**What the exercise asks:**
Drop the pictures from the entries below, then reproduce the rest exactly.

[Extracted records]
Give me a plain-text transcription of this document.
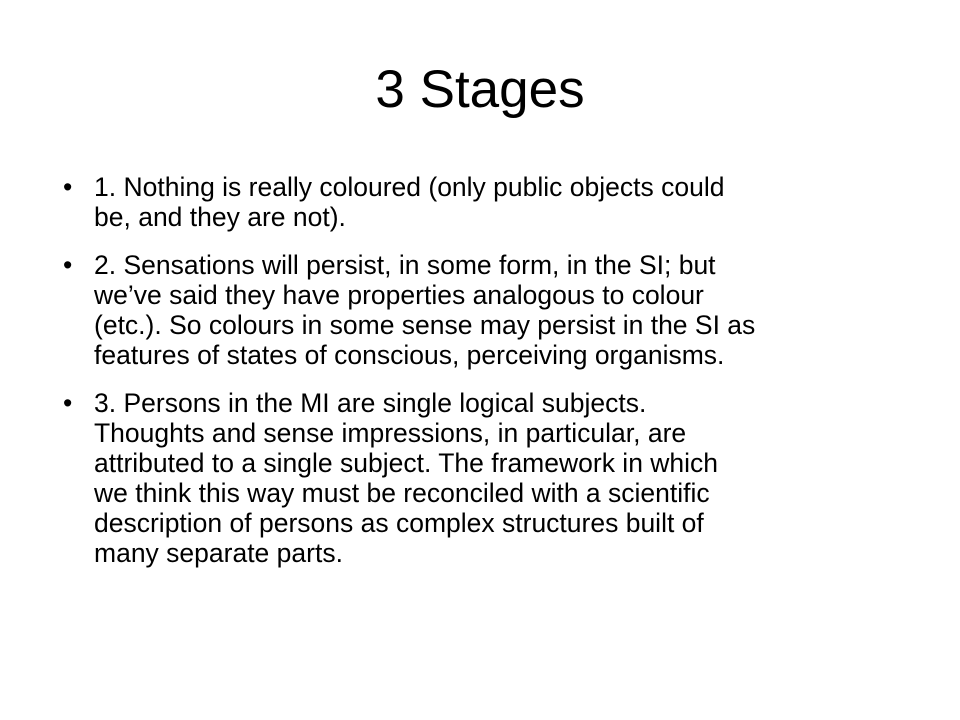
3 Stages
• 1. Nothing is really coloured (only public objects could
be, and they are not).
• 2. Sensations will persist, in some form, in the SI; but
we’ve said they have properties analogous to colour
(etc.). So colours in some sense may persist in the SI as
features of states of conscious, perceiving organisms.
• 3. Persons in the MI are single logical subjects.
Thoughts and sense impressions, in particular, are
attributed to a single subject. The framework in which
we think this way must be reconciled with a scientific
description of persons as complex structures built of
many separate parts.
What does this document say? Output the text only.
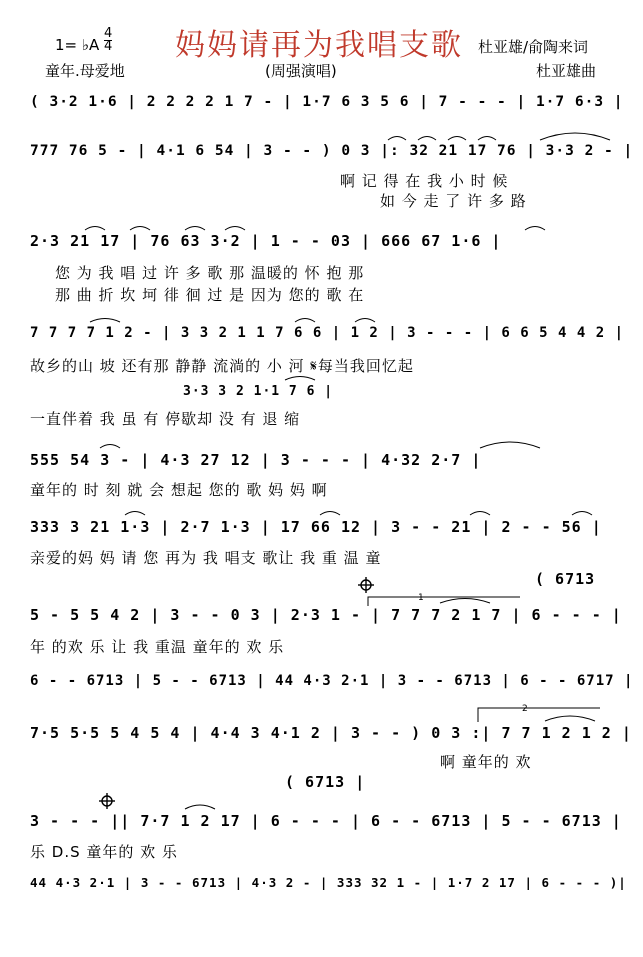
妈妈请再为我唱支歌
1= ♭A
4
4	杜亚雄/俞陶来词
童年.母爱地	(周强演唱)	杜亚雄曲
( 3·2 1·6 | 2 2 2 2 1 7 - | 1·7 6 3 5 6 | 7 - - - | 1·7 6·3 |
777 76 5 - | 4·1 6 54 | 3 - - ) 0 3 |: 32 21 17 76 | 3·3 2 - |
啊 记 得 在 我 小 时 候
如 今 走 了 许 多 路
2·3 21 17 | 76 63 3·2 | 1 - - 03 | 666 67 1·6 |
您 为 我 唱 过 许 多 歌 那 温暖的 怀 抱 那
那 曲 折 坎 坷 徘 徊 过 是 因为 您的 歌 在
7 7 7 7 1 2 - | 3 3 2 1 1 7 6 6 | 1 2 | 3 - - - | 6 6 5 4 4 2 |
故乡的山 坡 还有那 静静 流淌的 小 河 𝄋每当我回忆起
3·3 3 2 1·1 7 6 |
一直伴着 我 虽 有 停歇却 没 有 退 缩
555 54 3 - | 4·3 27 12 | 3 - - - | 4·32 2·7 |
童年的 时 刻 就 会 想起 您的 歌 妈 妈 啊
333 3 21 1·3 | 2·7 1·3 | 17 66 12 | 3 - - 21 | 2 - - 56 |
亲爱的妈 妈 请 您 再为 我 唱支 歌让 我 重 温 童
( 6713
5 - 5 5 4 2 | 3 - - 0 3 | 2·3 1 - | 7 7 7 2 1 7 | 6 - - - |
年 的欢 乐 让 我 重温 童年的 欢 乐
6 - - 6713 | 5 - - 6713 | 44 4·3 2·1 | 3 - - 6713 | 6 - - 6717 |
7·5 5·5 5 4 5 4 | 4·4 3 4·1 2 | 3 - - ) 0 3 :| 7 7 1 2 1 2 |
啊 童年的 欢
( 6713 |
3 - - - || 7·7 1 2 17 | 6 - - - | 6 - - 6713 | 5 - - 6713 |
乐 D.S 童年的 欢 乐
44 4·3 2·1 | 3 - - 6713 | 4·3 2 - | 333 32 1 - | 1·7 2 17 | 6 - - - )|
1
2
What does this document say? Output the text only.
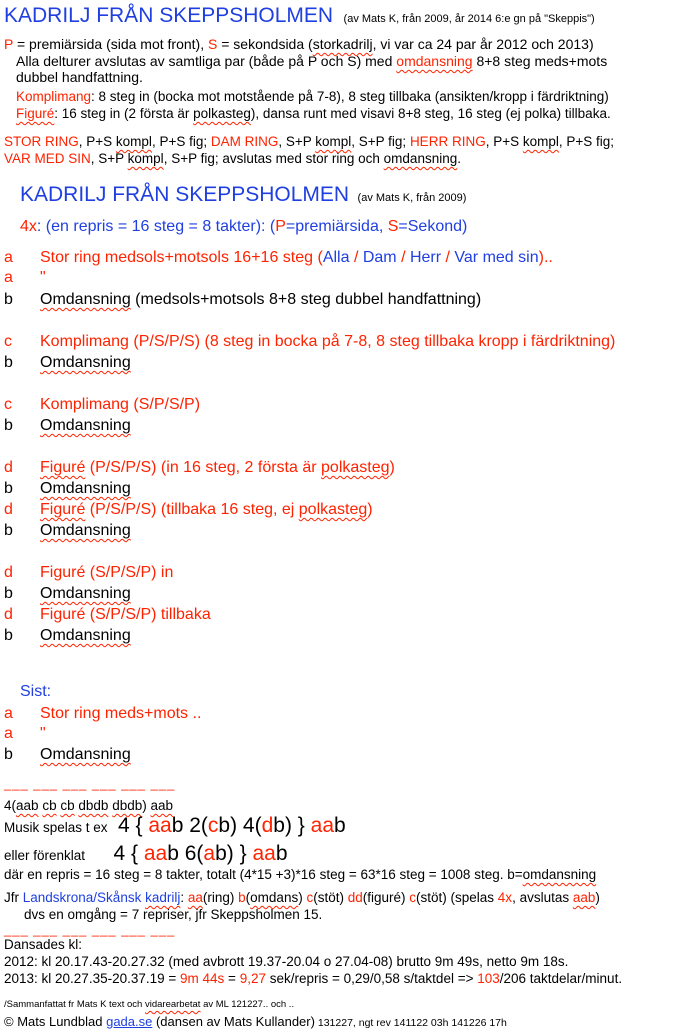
KADRILJ FRÅN SKEPPSHOLMEN (av Mats K, från 2009, år 2014 6:e gn på "Skeppis")
P = premiärsida (sida mot front), S = sekondsida (storkadrilj, vi var ca 24 par år 2012 och 2013)
Alla delturer avslutas av samtliga par (både på P och S) med omdansning 8+8 steg meds+mots
dubbel handfattning.
Komplimang: 8 steg in (bocka mot motstående på 7-8), 8 steg tillbaka (ansikten/kropp i färdriktning)
Figuré: 16 steg in (2 första är polkasteg), dansa runt med visavi 8+8 steg, 16 steg (ej polka) tillbaka.
STOR RING, P+S kompl, P+S fig; DAM RING, S+P kompl, S+P fig; HERR RING, P+S kompl, P+S fig;
VAR MED SIN, S+P kompl, S+P fig; avslutas med stor ring och omdansning.
KADRILJ FRÅN SKEPPSHOLMEN (av Mats K, från 2009)
4x: (en repris = 16 steg = 8 takter): (P=premiärsida, S=Sekond)
a Stor ring medsols+motsols 16+16 steg (Alla / Dam / Herr / Var med sin)..
a "
b Omdansning (medsols+motsols 8+8 steg dubbel handfattning)
c Komplimang (P/S/P/S) (8 steg in bocka på 7-8, 8 steg tillbaka kropp i färdriktning)
b Omdansning
c Komplimang (S/P/S/P)
b Omdansning
d Figuré (P/S/P/S) (in 16 steg, 2 första är polkasteg)
b Omdansning
d Figuré (P/S/P/S) (tillbaka 16 steg, ej polkasteg)
b Omdansning
d Figuré (S/P/S/P) in
b Omdansning
d Figuré (S/P/S/P) tillbaka
b Omdansning
Sist:
a Stor ring meds+mots ..
a "
b Omdansning
___ ___ ___ ___ ___ ___
4(aab cb cb dbdb dbdb) aab
Musik spelas t ex 4 { aab 2(cb) 4(db) } aab
eller förenklat 4 { aab 6(ab) } aab
där en repris = 16 steg = 8 takter, totalt (4*15 +3)*16 steg = 63*16 steg = 1008 steg. b=omdansning
Jfr Landskrona/Skånsk kadrilj: aa(ring) b(omdans) c(stöt) dd(figuré) c(stöt) (spelas 4x, avslutas aab)
dvs en omgång = 7 repriser, jfr Skeppsholmen 15.
___ ___ ___ ___ ___ ___
Dansades kl:
2012: kl 20.17.43-20.27.32 (med avbrott 19.37-20.04 o 27.04-08) brutto 9m 49s, netto 9m 18s.
2013: kl 20.27.35-20.37.19 = 9m 44s = 9,27 sek/repris = 0,29/0,58 s/taktdel => 103/206 taktdelar/minut.
/Sammanfattat fr Mats K text och vidarearbetat av ML 121227.. och ..
© Mats Lundblad gada.se (dansen av Mats Kullander) 131227, ngt rev 141122 03h 141226 17h
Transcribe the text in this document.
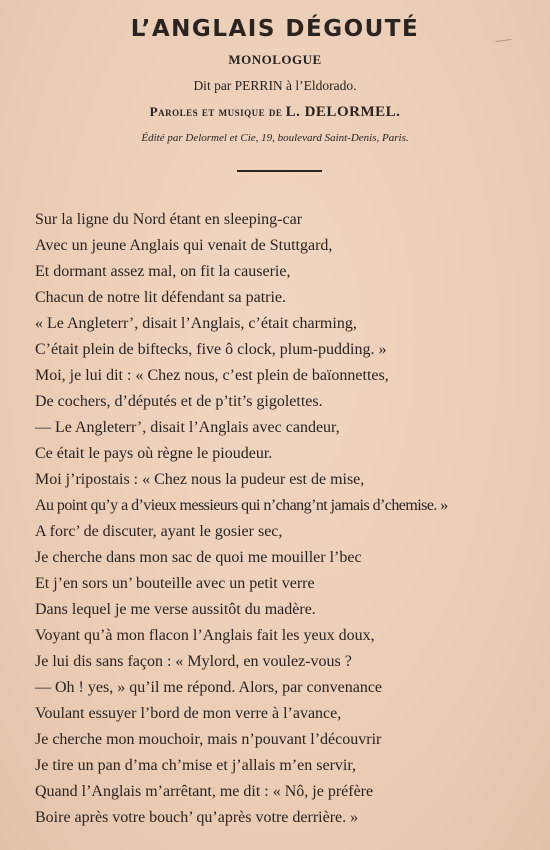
L’ANGLAIS DÉGOUTÉ
MONOLOGUE
Dit par PERRIN à l’Eldorado.
Paroles et musique de L. DELORMEL.
Édité par Delormel et Cie, 19, boulevard Saint-Denis, Paris.
Sur la ligne du Nord étant en sleeping-car
Avec un jeune Anglais qui venait de Stuttgard,
Et dormant assez mal, on fit la causerie,
Chacun de notre lit défendant sa patrie.
« Le Angleterr’, disait l’Anglais, c’était charming,
C’était plein de biftecks, five ô clock, plum-pudding. »
Moi, je lui dit : « Chez nous, c’est plein de baïonnettes,
De cochers, d’députés et de p’tit’s gigolettes.
— Le Angleterr’, disait l’Anglais avec candeur,
Ce était le pays où règne le pioudeur.
Moi j’ripostais : « Chez nous la pudeur est de mise,
Au point qu’y a d’vieux messieurs qui n’chang’nt jamais d’chemise. »
A forc’ de discuter, ayant le gosier sec,
Je cherche dans mon sac de quoi me mouiller l’bec
Et j’en sors un’ bouteille avec un petit verre
Dans lequel je me verse aussitôt du madère.
Voyant qu’à mon flacon l’Anglais fait les yeux doux,
Je lui dis sans façon : « Mylord, en voulez-vous ?
— Oh ! yes, » qu’il me répond. Alors, par convenance
Voulant essuyer l’bord de mon verre à l’avance,
Je cherche mon mouchoir, mais n’pouvant l’découvrir
Je tire un pan d’ma ch’mise et j’allais m’en servir,
Quand l’Anglais m’arrêtant, me dit : « Nô, je préfère
Boire après votre bouch’ qu’après votre derrière. »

**Task answer:**
Give me a plain-text transcription of this document.
3 Stages
• 1. Nothing is really coloured (only public objects could
be, and they are not).
• 2. Sensations will persist, in some form, in the SI; but
we’ve said they have properties analogous to colour
(etc.). So colours in some sense may persist in the SI as
features of states of conscious, perceiving organisms.
• 3. Persons in the MI are single logical subjects.
Thoughts and sense impressions, in particular, are
attributed to a single subject. The framework in which
we think this way must be reconciled with a scientific
description of persons as complex structures built of
many separate parts.
What does this document say? Output the text only.
妈妈请再为我唱支歌
1= ♭A
4
4	杜亚雄/俞陶来词
童年.母爱地	(周强演唱)	杜亚雄曲
( 3·2 1·6 | 2 2 2 2 1 7 - | 1·7 6 3 5 6 | 7 - - - | 1·7 6·3 |
777 76 5 - | 4·1 6 54 | 3 - - ) 0 3 |: 32 21 17 76 | 3·3 2 - |
啊 记 得 在 我 小 时 候
如 今 走 了 许 多 路
2·3 21 17 | 76 63 3·2 | 1 - - 03 | 666 67 1·6 |
您 为 我 唱 过 许 多 歌 那 温暖的 怀 抱 那
那 曲 折 坎 坷 徘 徊 过 是 因为 您的 歌 在
7 7 7 7 1 2 - | 3 3 2 1 1 7 6 6 | 1 2 | 3 - - - | 6 6 5 4 4 2 |
故乡的山 坡 还有那 静静 流淌的 小 河 𝄋每当我回忆起
3·3 3 2 1·1 7 6 |
一直伴着 我 虽 有 停歇却 没 有 退 缩
555 54 3 - | 4·3 27 12 | 3 - - - | 4·32 2·7 |
童年的 时 刻 就 会 想起 您的 歌 妈 妈 啊
333 3 21 1·3 | 2·7 1·3 | 17 66 12 | 3 - - 21 | 2 - - 56 |
亲爱的妈 妈 请 您 再为 我 唱支 歌让 我 重 温 童
( 6713
5 - 5 5 4 2 | 3 - - 0 3 | 2·3 1 - | 7 7 7 2 1 7 | 6 - - - |
年 的欢 乐 让 我 重温 童年的 欢 乐
6 - - 6713 | 5 - - 6713 | 44 4·3 2·1 | 3 - - 6713 | 6 - - 6717 |
7·5 5·5 5 4 5 4 | 4·4 3 4·1 2 | 3 - - ) 0 3 :| 7 7 1 2 1 2 |
啊 童年的 欢
( 6713 |
3 - - - || 7·7 1 2 17 | 6 - - - | 6 - - 6713 | 5 - - 6713 |
乐 D.S 童年的 欢 乐
44 4·3 2·1 | 3 - - 6713 | 4·3 2 - | 333 32 1 - | 1·7 2 17 | 6 - - - )|
1
2
What does this document say? Output the text only.
KADRILJ FRÅN SKEPPSHOLMEN (av Mats K, från 2009, år 2014 6:e gn på "Skeppis")
P = premiärsida (sida mot front), S = sekondsida (storkadrilj, vi var ca 24 par år 2012 och 2013)
Alla delturer avslutas av samtliga par (både på P och S) med omdansning 8+8 steg meds+mots
dubbel handfattning.
Komplimang: 8 steg in (bocka mot motstående på 7-8), 8 steg tillbaka (ansikten/kropp i färdriktning)
Figuré: 16 steg in (2 första är polkasteg), dansa runt med visavi 8+8 steg, 16 steg (ej polka) tillbaka.
STOR RING, P+S kompl, P+S fig; DAM RING, S+P kompl, S+P fig; HERR RING, P+S kompl, P+S fig;
VAR MED SIN, S+P kompl, S+P fig; avslutas med stor ring och omdansning.
KADRILJ FRÅN SKEPPSHOLMEN (av Mats K, från 2009)
4x: (en repris = 16 steg = 8 takter): (P=premiärsida, S=Sekond)
a Stor ring medsols+motsols 16+16 steg (Alla / Dam / Herr / Var med sin)..
a "
b Omdansning (medsols+motsols 8+8 steg dubbel handfattning)
c Komplimang (P/S/P/S) (8 steg in bocka på 7-8, 8 steg tillbaka kropp i färdriktning)
b Omdansning
c Komplimang (S/P/S/P)
b Omdansning
d Figuré (P/S/P/S) (in 16 steg, 2 första är polkasteg)
b Omdansning
d Figuré (P/S/P/S) (tillbaka 16 steg, ej polkasteg)
b Omdansning
d Figuré (S/P/S/P) in
b Omdansning
d Figuré (S/P/S/P) tillbaka
b Omdansning
Sist:
a Stor ring meds+mots ..
a "
b Omdansning
___ ___ ___ ___ ___ ___
4(aab cb cb dbdb dbdb) aab
Musik spelas t ex 4 { aab 2(cb) 4(db) } aab
eller förenklat 4 { aab 6(ab) } aab
där en repris = 16 steg = 8 takter, totalt (4*15 +3)*16 steg = 63*16 steg = 1008 steg. b=omdansning
Jfr Landskrona/Skånsk kadrilj: aa(ring) b(omdans) c(stöt) dd(figuré) c(stöt) (spelas 4x, avslutas aab)
dvs en omgång = 7 repriser, jfr Skeppsholmen 15.
___ ___ ___ ___ ___ ___
Dansades kl:
2012: kl 20.17.43-20.27.32 (med avbrott 19.37-20.04 o 27.04-08) brutto 9m 49s, netto 9m 18s.
2013: kl 20.27.35-20.37.19 = 9m 44s = 9,27 sek/repris = 0,29/0,58 s/taktdel => 103/206 taktdelar/minut.
/Sammanfattat fr Mats K text och vidarearbetat av ML 121227.. och ..
© Mats Lundblad gada.se (dansen av Mats Kullander) 131227, ngt rev 141122 03h 141226 17h
Transcribe the text in this document.
L’ANGLAIS DÉGOUTÉ
MONOLOGUE
Dit par PERRIN à l’Eldorado.
Paroles et musique de L. DELORMEL.
Édité par Delormel et Cie, 19, boulevard Saint-Denis, Paris.
Sur la ligne du Nord étant en sleeping-car
Avec un jeune Anglais qui venait de Stuttgard,
Et dormant assez mal, on fit la causerie,
Chacun de notre lit défendant sa patrie.
« Le Angleterr’, disait l’Anglais, c’était charming,
C’était plein de biftecks, five ô clock, plum-pudding. »
Moi, je lui dit : « Chez nous, c’est plein de baïonnettes,
De cochers, d’députés et de p’tit’s gigolettes.
— Le Angleterr’, disait l’Anglais avec candeur,
Ce était le pays où règne le pioudeur.
Moi j’ripostais : « Chez nous la pudeur est de mise,
Au point qu’y a d’vieux messieurs qui n’chang’nt jamais d’chemise. »
A forc’ de discuter, ayant le gosier sec,
Je cherche dans mon sac de quoi me mouiller l’bec
Et j’en sors un’ bouteille avec un petit verre
Dans lequel je me verse aussitôt du madère.
Voyant qu’à mon flacon l’Anglais fait les yeux doux,
Je lui dis sans façon : « Mylord, en voulez-vous ?
— Oh ! yes, » qu’il me répond. Alors, par convenance
Voulant essuyer l’bord de mon verre à l’avance,
Je cherche mon mouchoir, mais n’pouvant l’découvrir
Je tire un pan d’ma ch’mise et j’allais m’en servir,
Quand l’Anglais m’arrêtant, me dit : « Nô, je préfère
Boire après votre bouch’ qu’après votre derrière. »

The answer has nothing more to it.